+++ Record excerpts

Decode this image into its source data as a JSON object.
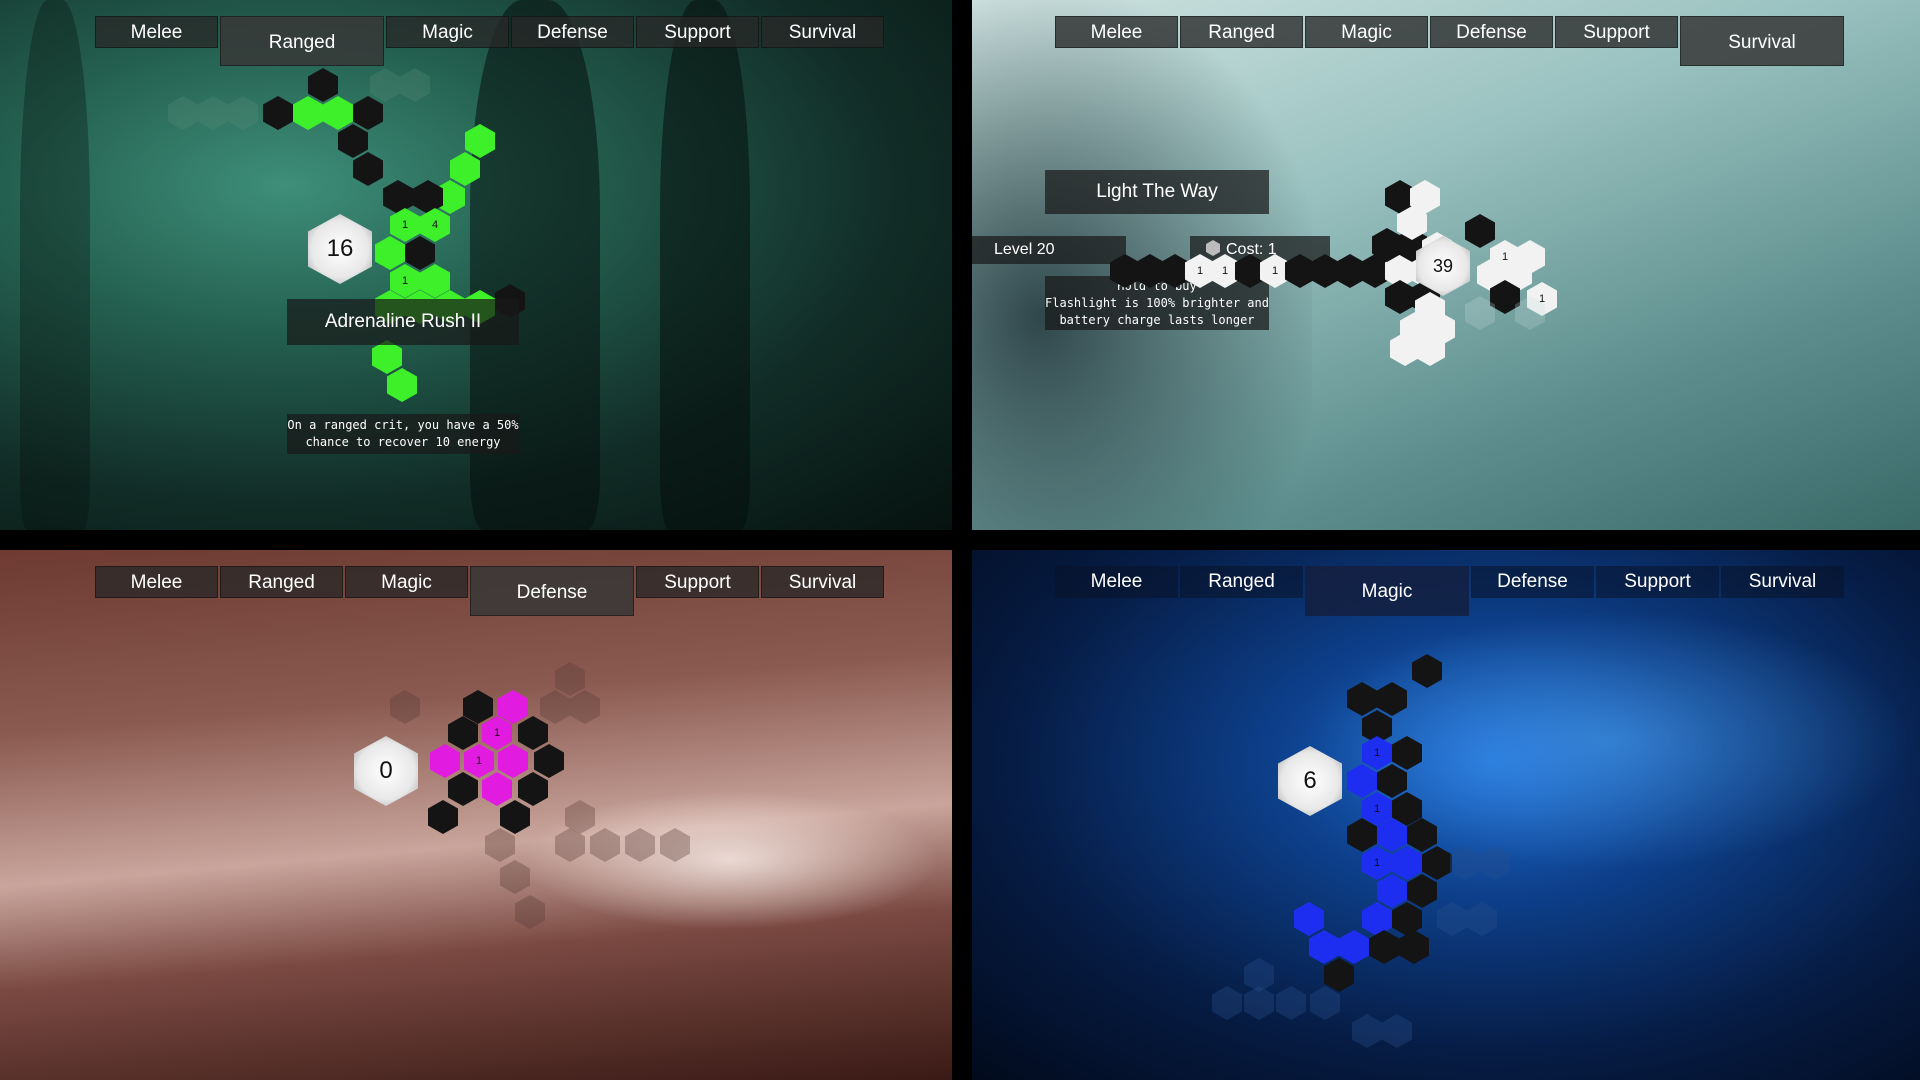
{
  "tabs": [
    "Melee",
    "Ranged",
    "Magic",
    "Defense",
    "Support",
    "Survival"
  ],
  "panels": [
    {
      "active_tab": "Ranged",
      "points": "16",
      "skill_title": "Adrenaline Rush II",
      "skill_desc_1": "On a ranged crit, you have a 50%",
      "skill_desc_2": "chance to recover 10 energy",
      "node_labels": [
        "1",
        "4",
        "1"
      ],
      "accent": "#3df02a"
    },
    {
      "active_tab": "Survival",
      "points": "39",
      "skill_title": "Light The Way",
      "level": "Level 20",
      "cost": "Cost: 1",
      "hint": "Hold to buy",
      "skill_desc_1": "Flashlight is 100% brighter and",
      "skill_desc_2": "battery charge lasts longer",
      "node_labels": [
        "1",
        "1",
        "1",
        "1",
        "1"
      ],
      "accent": "#f2f2f2"
    },
    {
      "active_tab": "Defense",
      "points": "0",
      "node_labels": [
        "1",
        "1"
      ],
      "accent": "#e11ce0"
    },
    {
      "active_tab": "Magic",
      "points": "6",
      "node_labels": [
        "1",
        "1",
        "1"
      ],
      "accent": "#1e2ef0"
    }
  ]
}
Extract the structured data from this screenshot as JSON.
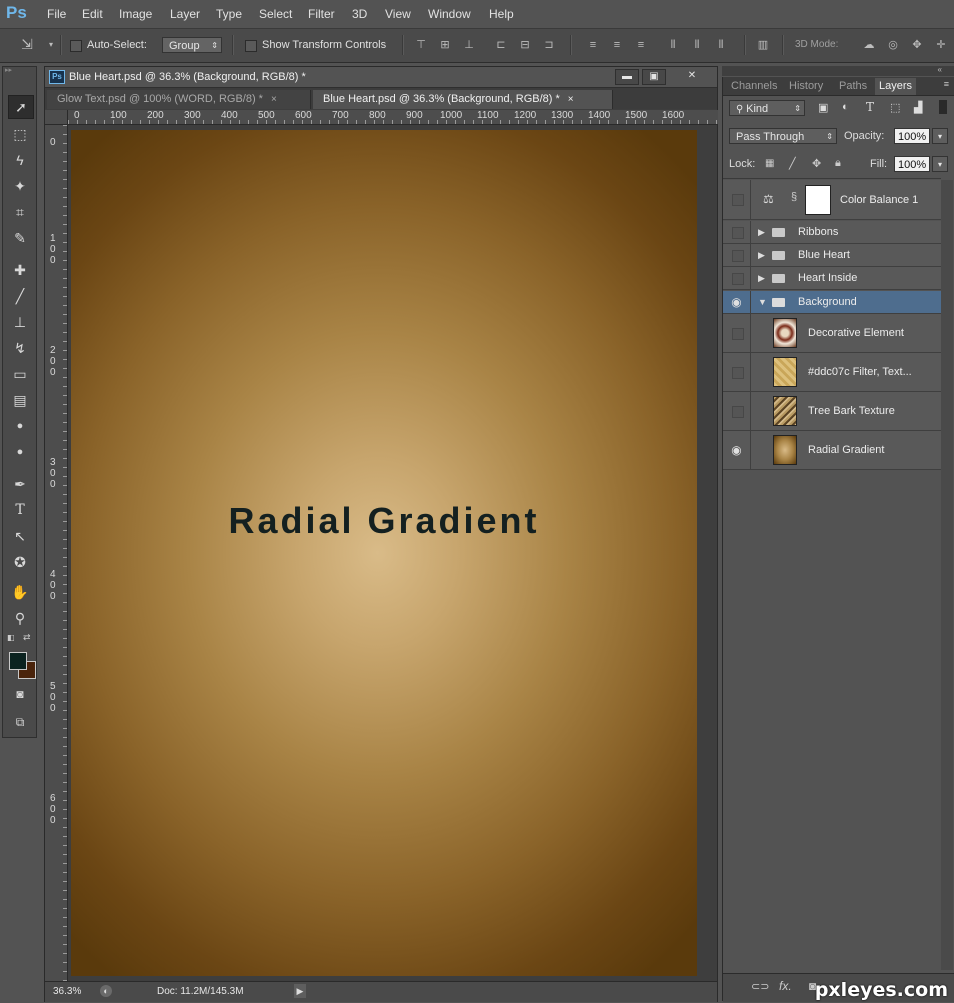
{
  "app": {
    "logo": "Ps",
    "menus": [
      "File",
      "Edit",
      "Image",
      "Layer",
      "Type",
      "Select",
      "Filter",
      "3D",
      "View",
      "Window",
      "Help"
    ]
  },
  "options_bar": {
    "auto_select_label": "Auto-Select:",
    "auto_select_value": "Group",
    "transform_label": "Show Transform Controls",
    "mode_label": "3D Mode:"
  },
  "document": {
    "window_title": "Blue Heart.psd @ 36.3% (Background, RGB/8) *",
    "tabs": [
      {
        "label": "Glow Text.psd @ 100% (WORD, RGB/8) *",
        "close": "×"
      },
      {
        "label": "Blue Heart.psd @ 36.3% (Background, RGB/8) *",
        "close": "×"
      }
    ],
    "window_buttons": {
      "minimize": "▬",
      "restore": "▣",
      "close": "✕"
    },
    "ruler_h": [
      "0",
      "100",
      "200",
      "300",
      "400",
      "500",
      "600",
      "700",
      "800",
      "900",
      "1000",
      "1100",
      "1200",
      "1300",
      "1400",
      "1500",
      "1600"
    ],
    "ruler_v": [
      "0",
      "1\n0\n0",
      "2\n0\n0",
      "3\n0\n0",
      "4\n0\n0",
      "5\n0\n0",
      "6\n0\n0"
    ],
    "canvas_text": "Radial Gradient",
    "canvas_colors": {
      "center": "#d9bb88",
      "edge": "#5a3a0c",
      "text": "#142020"
    },
    "zoom": "36.3%",
    "doc_size": "Doc: 11.2M/145.3M"
  },
  "tools": [
    "move-icon",
    "marquee-icon",
    "lasso-icon",
    "magic-wand-icon",
    "crop-icon",
    "eyedropper-icon",
    "healing-icon",
    "brush-icon",
    "stamp-icon",
    "history-brush-icon",
    "eraser-icon",
    "gradient-icon",
    "blur-icon",
    "dodge-icon",
    "pen-icon",
    "type-icon",
    "path-select-icon",
    "shape-icon",
    "hand-icon",
    "zoom-icon"
  ],
  "tool_glyphs": [
    "➚",
    "⬚",
    "ϟ",
    "✦",
    "⌗",
    "✎",
    "✚",
    "╱",
    "⊥",
    "↯",
    "▭",
    "▤",
    "●",
    "●",
    "✒",
    "T",
    "↖",
    "✪",
    "✋",
    "⚲"
  ],
  "swatches": {
    "foreground": "#0b2320",
    "background": "#4a240c"
  },
  "panel": {
    "tabs": [
      "Channels",
      "History",
      "Paths",
      "Layers"
    ],
    "active_tab": "Layers",
    "kind_label": "Kind",
    "blend_mode": "Pass Through",
    "opacity_label": "Opacity:",
    "opacity_value": "100%",
    "lock_label": "Lock:",
    "fill_label": "Fill:",
    "fill_value": "100%",
    "layers": [
      {
        "name": "Color Balance 1",
        "type": "adjustment",
        "visible": false
      },
      {
        "name": "Ribbons",
        "type": "group",
        "visible": false
      },
      {
        "name": "Blue Heart",
        "type": "group",
        "visible": false
      },
      {
        "name": "Heart Inside",
        "type": "group",
        "visible": false
      },
      {
        "name": "Background",
        "type": "group-open",
        "visible": true,
        "selected": true
      },
      {
        "name": "Decorative Element",
        "type": "image",
        "visible": false
      },
      {
        "name": "#ddc07c  Filter, Text...",
        "type": "image",
        "visible": false
      },
      {
        "name": "Tree Bark Texture",
        "type": "image",
        "visible": false
      },
      {
        "name": "Radial Gradient",
        "type": "image",
        "visible": true
      }
    ],
    "bottom_icons": [
      "link-icon",
      "fx-icon",
      "mask-icon"
    ],
    "bottom_glyphs": [
      "⊂⊃",
      "fx.",
      "◙"
    ]
  },
  "watermark": "pxleyes.com"
}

++++++

Reproduce the entries above word for word. Pictures stay out.

Decode this image into its source data as a JSON object.
{
  "tabs": [
    "Melee",
    "Ranged",
    "Magic",
    "Defense",
    "Support",
    "Survival"
  ],
  "panels": [
    {
      "active_tab": "Ranged",
      "points": "16",
      "skill_title": "Adrenaline Rush II",
      "skill_desc_1": "On a ranged crit, you have a 50%",
      "skill_desc_2": "chance to recover 10 energy",
      "node_labels": [
        "1",
        "4",
        "1"
      ],
      "accent": "#3df02a"
    },
    {
      "active_tab": "Survival",
      "points": "39",
      "skill_title": "Light The Way",
      "level": "Level 20",
      "cost": "Cost: 1",
      "hint": "Hold to buy",
      "skill_desc_1": "Flashlight is 100% brighter and",
      "skill_desc_2": "battery charge lasts longer",
      "node_labels": [
        "1",
        "1",
        "1",
        "1",
        "1"
      ],
      "accent": "#f2f2f2"
    },
    {
      "active_tab": "Defense",
      "points": "0",
      "node_labels": [
        "1",
        "1"
      ],
      "accent": "#e11ce0"
    },
    {
      "active_tab": "Magic",
      "points": "6",
      "node_labels": [
        "1",
        "1",
        "1"
      ],
      "accent": "#1e2ef0"
    }
  ]
}
Extract the structured data from this screenshot as JSON.
{
  "app": {
    "logo": "Ps",
    "menus": [
      "File",
      "Edit",
      "Image",
      "Layer",
      "Type",
      "Select",
      "Filter",
      "3D",
      "View",
      "Window",
      "Help"
    ]
  },
  "options_bar": {
    "auto_select_label": "Auto-Select:",
    "auto_select_value": "Group",
    "transform_label": "Show Transform Controls",
    "mode_label": "3D Mode:"
  },
  "document": {
    "window_title": "Blue Heart.psd @ 36.3% (Background, RGB/8) *",
    "tabs": [
      {
        "label": "Glow Text.psd @ 100% (WORD, RGB/8) *",
        "close": "×"
      },
      {
        "label": "Blue Heart.psd @ 36.3% (Background, RGB/8) *",
        "close": "×"
      }
    ],
    "window_buttons": {
      "minimize": "▬",
      "restore": "▣",
      "close": "✕"
    },
    "ruler_h": [
      "0",
      "100",
      "200",
      "300",
      "400",
      "500",
      "600",
      "700",
      "800",
      "900",
      "1000",
      "1100",
      "1200",
      "1300",
      "1400",
      "1500",
      "1600"
    ],
    "ruler_v": [
      "0",
      "1\n0\n0",
      "2\n0\n0",
      "3\n0\n0",
      "4\n0\n0",
      "5\n0\n0",
      "6\n0\n0"
    ],
    "canvas_text": "Radial Gradient",
    "canvas_colors": {
      "center": "#d9bb88",
      "edge": "#5a3a0c",
      "text": "#142020"
    },
    "zoom": "36.3%",
    "doc_size": "Doc: 11.2M/145.3M"
  },
  "tools": [
    "move-icon",
    "marquee-icon",
    "lasso-icon",
    "magic-wand-icon",
    "crop-icon",
    "eyedropper-icon",
    "healing-icon",
    "brush-icon",
    "stamp-icon",
    "history-brush-icon",
    "eraser-icon",
    "gradient-icon",
    "blur-icon",
    "dodge-icon",
    "pen-icon",
    "type-icon",
    "path-select-icon",
    "shape-icon",
    "hand-icon",
    "zoom-icon"
  ],
  "tool_glyphs": [
    "➚",
    "⬚",
    "ϟ",
    "✦",
    "⌗",
    "✎",
    "✚",
    "╱",
    "⊥",
    "↯",
    "▭",
    "▤",
    "●",
    "●",
    "✒",
    "T",
    "↖",
    "✪",
    "✋",
    "⚲"
  ],
  "swatches": {
    "foreground": "#0b2320",
    "background": "#4a240c"
  },
  "panel": {
    "tabs": [
      "Channels",
      "History",
      "Paths",
      "Layers"
    ],
    "active_tab": "Layers",
    "kind_label": "Kind",
    "blend_mode": "Pass Through",
    "opacity_label": "Opacity:",
    "opacity_value": "100%",
    "lock_label": "Lock:",
    "fill_label": "Fill:",
    "fill_value": "100%",
    "layers": [
      {
        "name": "Color Balance 1",
        "type": "adjustment",
        "visible": false
      },
      {
        "name": "Ribbons",
        "type": "group",
        "visible": false
      },
      {
        "name": "Blue Heart",
        "type": "group",
        "visible": false
      },
      {
        "name": "Heart Inside",
        "type": "group",
        "visible": false
      },
      {
        "name": "Background",
        "type": "group-open",
        "visible": true,
        "selected": true
      },
      {
        "name": "Decorative Element",
        "type": "image",
        "visible": false
      },
      {
        "name": "#ddc07c  Filter, Text...",
        "type": "image",
        "visible": false
      },
      {
        "name": "Tree Bark Texture",
        "type": "image",
        "visible": false
      },
      {
        "name": "Radial Gradient",
        "type": "image",
        "visible": true
      }
    ],
    "bottom_icons": [
      "link-icon",
      "fx-icon",
      "mask-icon"
    ],
    "bottom_glyphs": [
      "⊂⊃",
      "fx.",
      "◙"
    ]
  },
  "watermark": "pxleyes.com"
}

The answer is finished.